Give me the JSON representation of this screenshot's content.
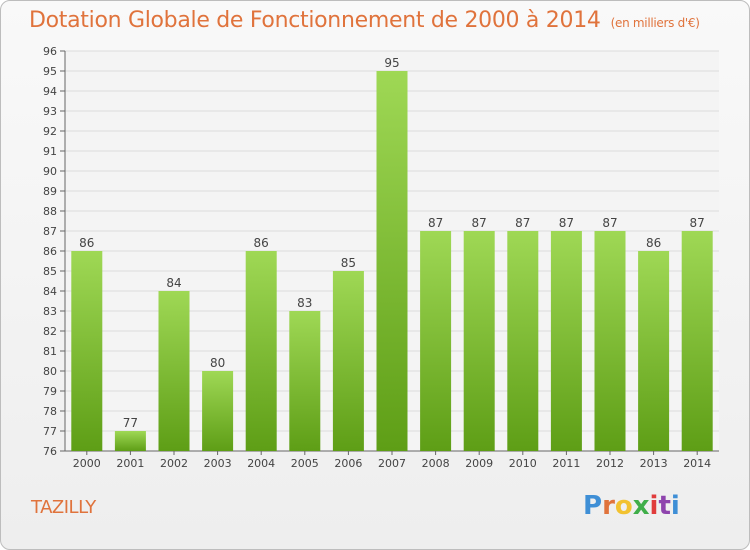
{
  "header": {
    "title": "Dotation Globale de Fonctionnement de 2000 à 2014",
    "unit": "(en milliers d'€)"
  },
  "footer": {
    "commune": "TAZILLY",
    "logo_text": "Proxiti"
  },
  "colors": {
    "title": "#e0733c",
    "bar_top": "#9fd855",
    "bar_bottom": "#5e9e16",
    "logo": [
      "#3f8fd6",
      "#e0733c",
      "#f2c230",
      "#3fae49",
      "#e03c3c",
      "#8e44ad",
      "#3f8fd6"
    ]
  },
  "chart_data": {
    "type": "bar",
    "categories": [
      "2000",
      "2001",
      "2002",
      "2003",
      "2004",
      "2005",
      "2006",
      "2007",
      "2008",
      "2009",
      "2010",
      "2011",
      "2012",
      "2013",
      "2014"
    ],
    "values": [
      86,
      77,
      84,
      80,
      86,
      83,
      85,
      95,
      87,
      87,
      87,
      87,
      87,
      86,
      87
    ],
    "ylim": [
      76,
      96
    ],
    "yticks": [
      76,
      77,
      78,
      79,
      80,
      81,
      82,
      83,
      84,
      85,
      86,
      87,
      88,
      89,
      90,
      91,
      92,
      93,
      94,
      95,
      96
    ],
    "grid": true,
    "data_labels": true
  }
}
════════
TASK STATEMENT
Using the records above, retype everything exactly except the pictures.

OUTPUT BELOW
Give me the JSON representation of this screenshot's content.
{
  "header": {
    "title": "Dotation Globale de Fonctionnement de 2000 à 2014",
    "unit": "(en milliers d'€)"
  },
  "footer": {
    "commune": "TAZILLY",
    "logo_text": "Proxiti"
  },
  "colors": {
    "title": "#e0733c",
    "bar_top": "#9fd855",
    "bar_bottom": "#5e9e16",
    "logo": [
      "#3f8fd6",
      "#e0733c",
      "#f2c230",
      "#3fae49",
      "#e03c3c",
      "#8e44ad",
      "#3f8fd6"
    ]
  },
  "chart_data": {
    "type": "bar",
    "categories": [
      "2000",
      "2001",
      "2002",
      "2003",
      "2004",
      "2005",
      "2006",
      "2007",
      "2008",
      "2009",
      "2010",
      "2011",
      "2012",
      "2013",
      "2014"
    ],
    "values": [
      86,
      77,
      84,
      80,
      86,
      83,
      85,
      95,
      87,
      87,
      87,
      87,
      87,
      86,
      87
    ],
    "ylim": [
      76,
      96
    ],
    "yticks": [
      76,
      77,
      78,
      79,
      80,
      81,
      82,
      83,
      84,
      85,
      86,
      87,
      88,
      89,
      90,
      91,
      92,
      93,
      94,
      95,
      96
    ],
    "grid": true,
    "data_labels": true
  }
}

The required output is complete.